Your instructions:
Answer with one number: how many lines have "fact".

Material to process:
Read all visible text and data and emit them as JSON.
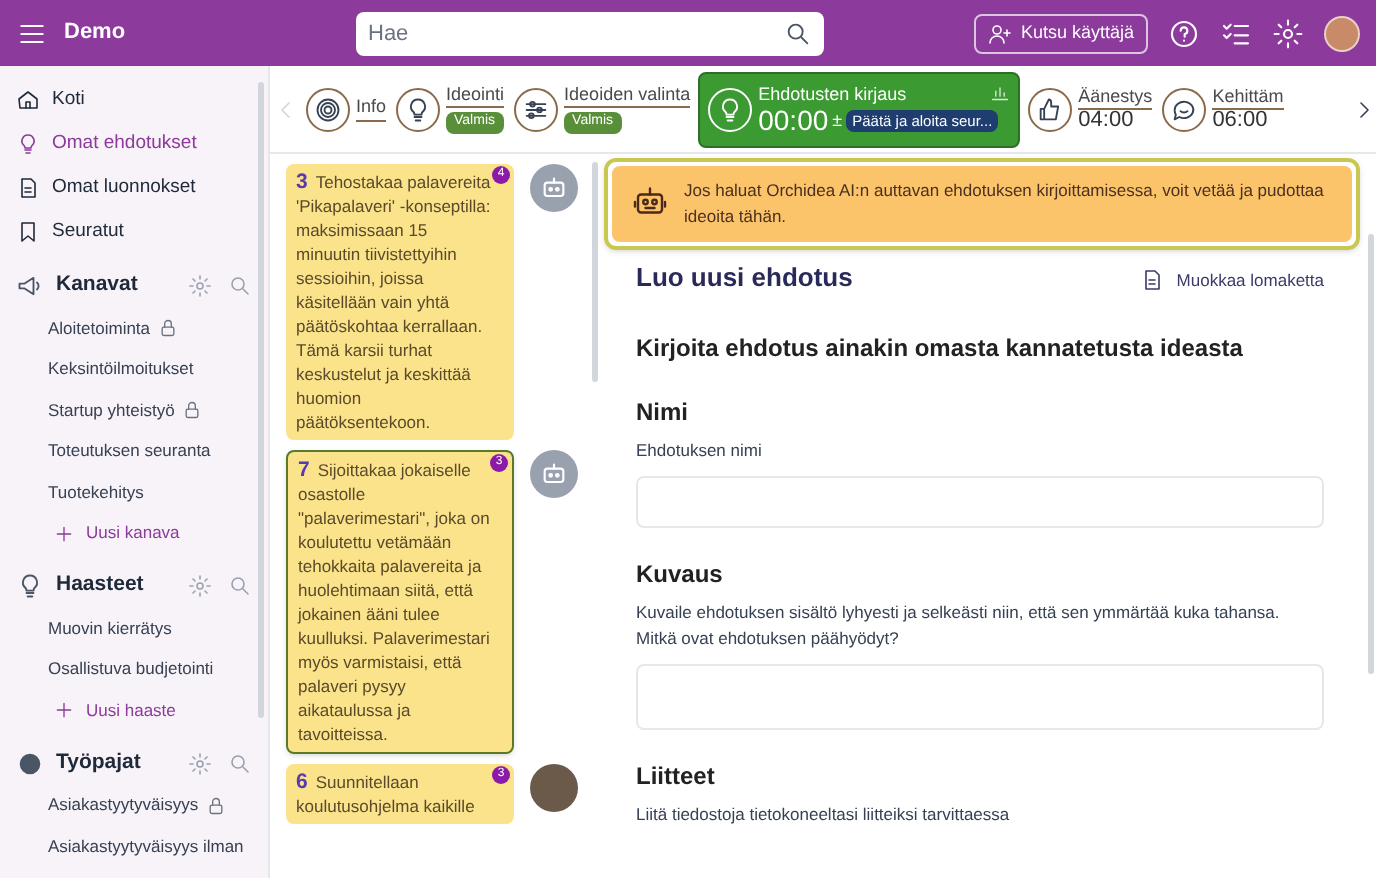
{
  "app": {
    "title": "Demo",
    "search": {
      "placeholder": "Hae"
    },
    "invite": "Kutsu käyttäjä"
  },
  "sidebar": {
    "nav": [
      {
        "label": "Koti",
        "selected": false
      },
      {
        "label": "Omat ehdotukset",
        "selected": true
      },
      {
        "label": "Omat luonnokset",
        "selected": false
      },
      {
        "label": "Seuratut",
        "selected": false
      }
    ],
    "groups": [
      {
        "title": "Kanavat",
        "items": [
          {
            "label": "Aloitetoiminta",
            "locked": true
          },
          {
            "label": "Keksintöilmoitukset",
            "locked": false
          },
          {
            "label": "Startup yhteistyö",
            "locked": true
          },
          {
            "label": "Toteutuksen seuranta",
            "locked": false
          },
          {
            "label": "Tuotekehitys",
            "locked": false
          }
        ],
        "add": "Uusi kanava"
      },
      {
        "title": "Haasteet",
        "items": [
          {
            "label": "Muovin kierrätys",
            "locked": false
          },
          {
            "label": "Osallistuva budjetointi",
            "locked": false
          }
        ],
        "add": "Uusi haaste"
      },
      {
        "title": "Työpajat",
        "items": [
          {
            "label": "Asiakastyytyväisyys",
            "locked": true
          },
          {
            "label": "Asiakastyytyväisyys ilman",
            "locked": false
          }
        ]
      }
    ]
  },
  "phases": [
    {
      "name": "Info",
      "selected": false
    },
    {
      "name": "Ideointi",
      "badge": "Valmis",
      "selected": false
    },
    {
      "name": "Ideoiden valinta",
      "badge": "Valmis",
      "selected": false
    },
    {
      "name": "Ehdotusten kirjaus",
      "time": "00:00",
      "adjust": "±",
      "action": "Päätä ja aloita seur...",
      "selected": true
    },
    {
      "name": "Äänestys",
      "time": "04:00",
      "selected": false
    },
    {
      "name": "Kehittäm",
      "time": "06:00",
      "selected": false
    }
  ],
  "ideas": [
    {
      "number": "3",
      "text": "Tehostakaa palavereita 'Pikapalaveri' -konseptilla: maksimissaan 15 minuutin tiivistettyihin sessioihin, joissa käsitellään vain yhtä päätöskohtaa kerrallaan. Tämä karsii turhat keskustelut ja keskittää huomion päätöksentekoon.",
      "count": "4",
      "kind": "robot",
      "selected": false
    },
    {
      "number": "7",
      "text": "Sijoittakaa jokaiselle osastolle \"palaverimestari\", joka on koulutettu vetämään tehokkaita palavereita ja huolehtimaan siitä, että jokainen ääni tulee kuulluksi. Palaverimestari myös varmistaisi, että palaveri pysyy aikataulussa ja tavoitteissa.",
      "count": "3",
      "kind": "robot",
      "selected": true
    },
    {
      "number": "6",
      "text": "Suunnitellaan koulutusohjelma kaikille",
      "count": "3",
      "kind": "photo",
      "selected": false
    }
  ],
  "ai_hint": "Jos haluat Orchidea AI:n auttavan ehdotuksen kirjoittamisessa, voit vetää ja pudottaa ideoita tähän.",
  "form": {
    "title": "Luo uusi ehdotus",
    "edit_link": "Muokkaa lomaketta",
    "subtitle": "Kirjoita ehdotus ainakin omasta kannatetusta ideasta",
    "fields": [
      {
        "label": "Nimi",
        "help": "Ehdotuksen nimi",
        "kind": "input"
      },
      {
        "label": "Kuvaus",
        "help": "Kuvaile ehdotuksen sisältö lyhyesti ja selkeästi niin, että sen ymmärtää kuka tahansa. Mitkä ovat ehdotuksen päähyödyt?",
        "kind": "textarea"
      },
      {
        "label": "Liitteet",
        "help": "Liitä tiedostoja tietokoneeltasi liitteiksi tarvittaessa",
        "kind": "file"
      }
    ]
  }
}
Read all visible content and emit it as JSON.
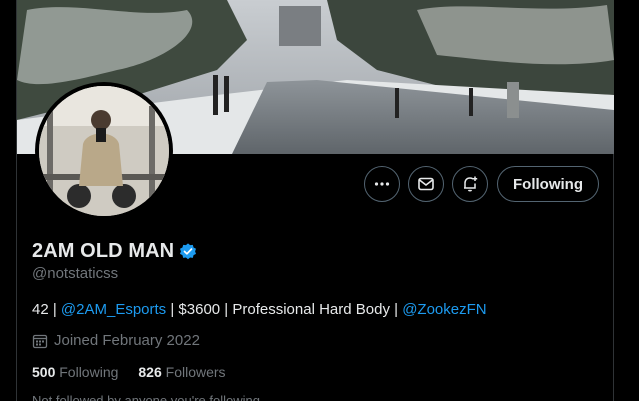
{
  "profile": {
    "display_name": "2AM OLD MAN",
    "handle": "@notstaticss",
    "bio": {
      "part1": "42 | ",
      "link1": "@2AM_Esports",
      "part2": " | $3600 | Professional Hard Body | ",
      "link2": "@ZookezFN"
    },
    "joined": "Joined February 2022",
    "following_count": "500",
    "following_label": "Following",
    "followers_count": "826",
    "followers_label": "Followers",
    "followed_by_note": "Not followed by anyone you're following"
  },
  "actions": {
    "follow_button_label": "Following",
    "more_icon": "more-horizontal-icon",
    "message_icon": "envelope-icon",
    "notify_icon": "bell-plus-icon"
  },
  "colors": {
    "accent": "#1d9bf0",
    "muted": "#71767b",
    "border": "#536471",
    "background": "#000000"
  }
}
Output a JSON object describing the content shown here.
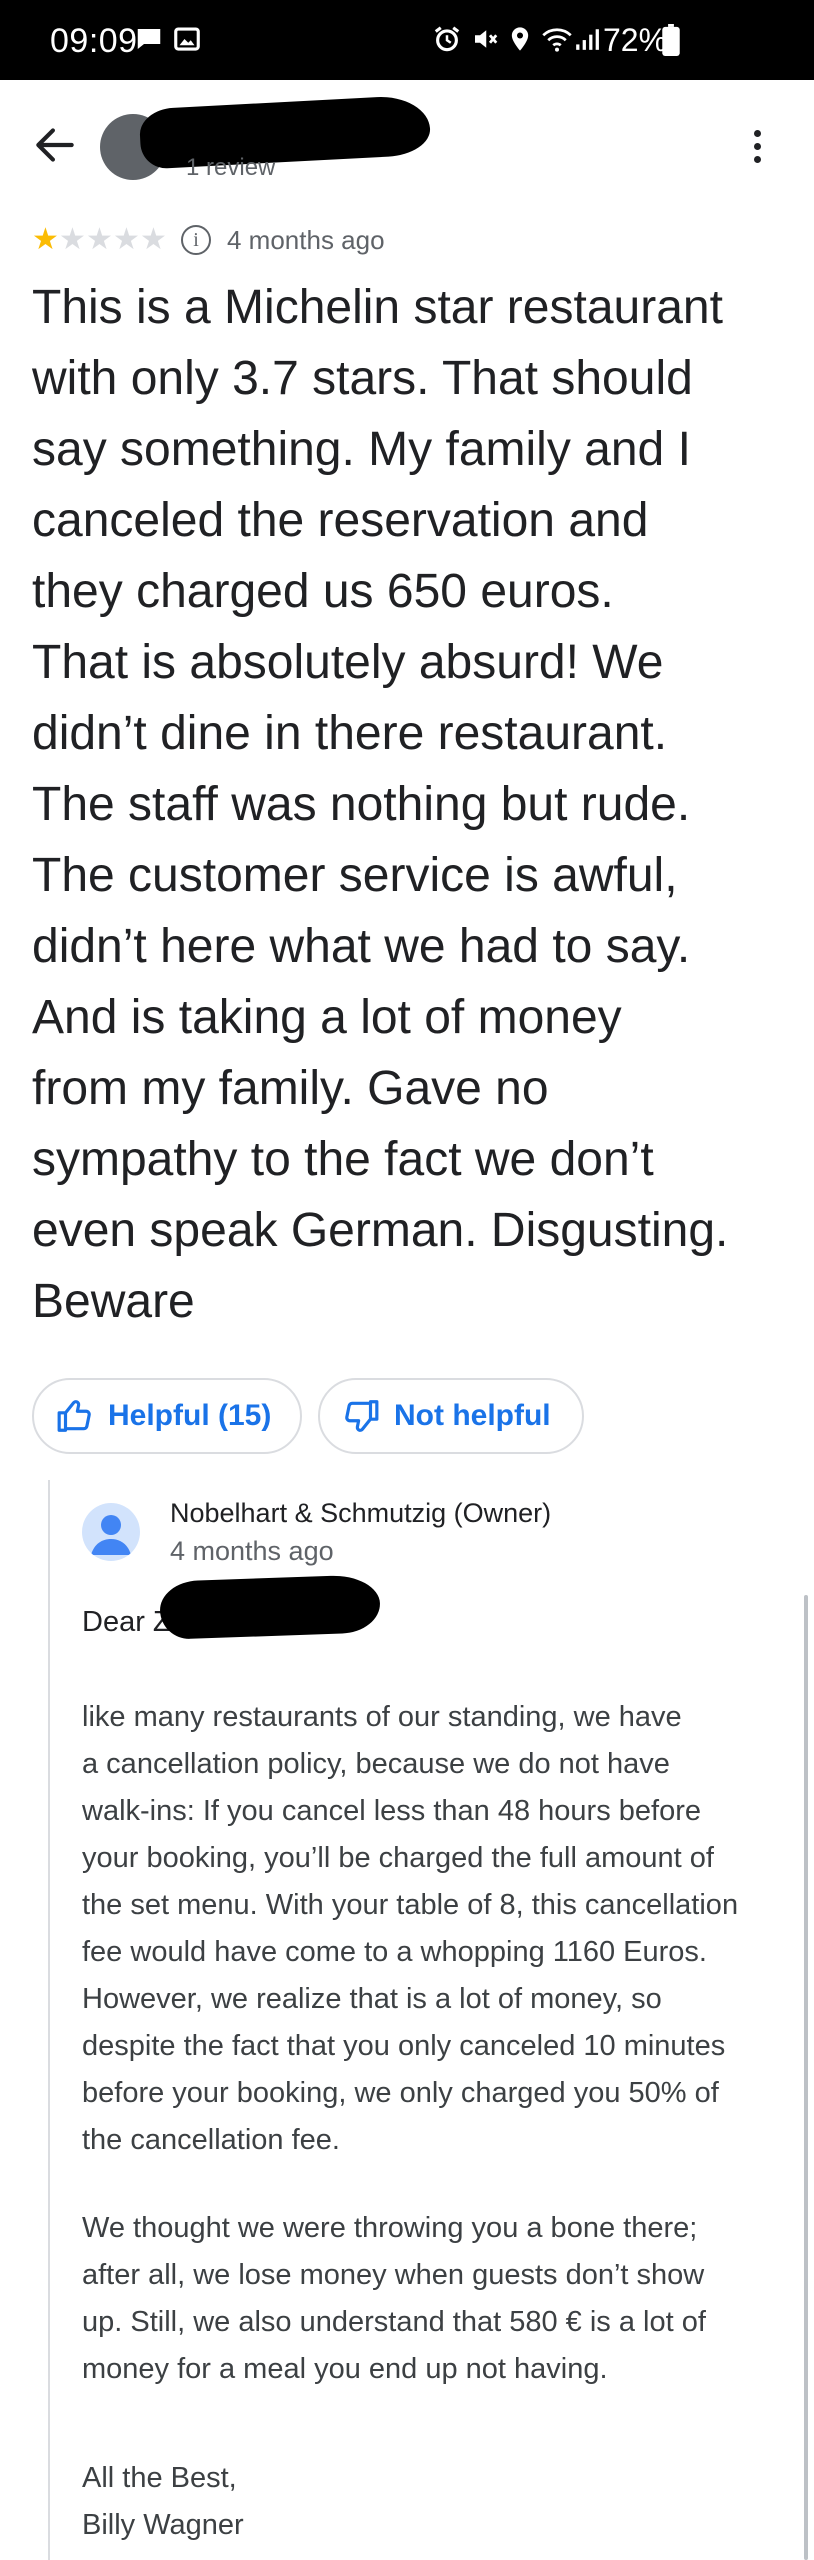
{
  "status_bar": {
    "time": "09:09",
    "battery": "72%",
    "icons": [
      "chat-bubble-icon",
      "gallery-icon",
      "alarm-icon",
      "mute-icon",
      "location-icon",
      "wifi-icon",
      "signal-icon",
      "battery-icon"
    ]
  },
  "header": {
    "review_count": "1 review",
    "icons": [
      "back-arrow-icon",
      "more-vert-icon"
    ]
  },
  "review": {
    "rating": 1,
    "max_rating": 5,
    "time": "4 months ago",
    "text": "This is a Michelin star restaurant\nwith only 3.7 stars. That should\nsay something.  My family and I\ncanceled the reservation and\nthey charged us 650 euros.\nThat is absolutely absurd! We\ndidn’t dine in there restaurant.\nThe staff was nothing but rude.\nThe customer service is awful,\ndidn’t here what we had to say.\nAnd is taking a lot of money\nfrom my family. Gave no\nsympathy to the fact we don’t\neven speak German. Disgusting.\nBeware"
  },
  "feedback": {
    "helpful_label": "Helpful (15)",
    "not_helpful_label": "Not helpful"
  },
  "owner_response": {
    "owner_name": "Nobelhart & Schmutzig (Owner)",
    "time": "4 months ago",
    "salutation": "Dear Z",
    "paragraph_1": "like many restaurants of our standing, we have\na cancellation policy, because we do not have\nwalk-ins: If you cancel less than 48 hours before\nyour booking, you’ll be charged the full amount of\nthe set menu. With your table of 8, this cancellation\nfee would have come to a whopping 1160 Euros.\nHowever, we realize that is a lot of money, so\ndespite the fact that you only canceled 10 minutes\nbefore your booking, we only charged you 50% of\nthe cancellation fee.",
    "paragraph_2": "We thought we were throwing you a bone there;\nafter all, we lose money when guests don’t show\nup. Still, we also understand that 580 € is a lot of\nmoney for a meal you end up not having.",
    "paragraph_3": "All the Best,\nBilly Wagner"
  },
  "colors": {
    "star_filled": "#fbbc04",
    "star_empty": "#dadce0",
    "accent_blue": "#1a73e8",
    "text_primary": "#202124",
    "text_secondary": "#5f6368"
  }
}
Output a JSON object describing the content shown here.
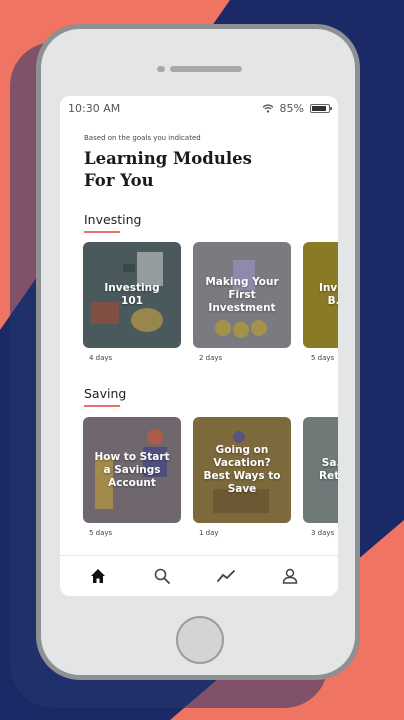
{
  "status_bar": {
    "time": "10:30 AM",
    "battery": "85%",
    "battery_level": 0.85
  },
  "header": {
    "subtitle": "Based on the goals you indicated",
    "title_line1": "Learning Modules",
    "title_line2": "For You"
  },
  "sections": [
    {
      "title": "Investing",
      "cards": [
        {
          "label": "Investing 101",
          "days": "4 days",
          "color": "#4a5a5c"
        },
        {
          "label": "Making Your First Investment",
          "days": "2 days",
          "color": "#7b7a80"
        },
        {
          "label": "Inve... B...",
          "days": "5 days",
          "color": "#8a7a25"
        }
      ]
    },
    {
      "title": "Saving",
      "cards": [
        {
          "label": "How to Start a Savings Account",
          "days": "5 days",
          "color": "#6f676d"
        },
        {
          "label": "Going on Vacation? Best Ways to Save",
          "days": "1 day",
          "color": "#7d6a3c"
        },
        {
          "label": "Sa... Ret...",
          "days": "3 days",
          "color": "#6e7978"
        }
      ]
    }
  ],
  "bottom_nav": [
    {
      "name": "home-icon",
      "active": true
    },
    {
      "name": "search-icon",
      "active": false
    },
    {
      "name": "trend-icon",
      "active": false
    },
    {
      "name": "profile-icon",
      "active": false
    }
  ],
  "colors": {
    "accent": "#e8726a",
    "background_navy": "#1b2a66",
    "background_coral": "#ef7462"
  }
}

Solution for this exercise:
2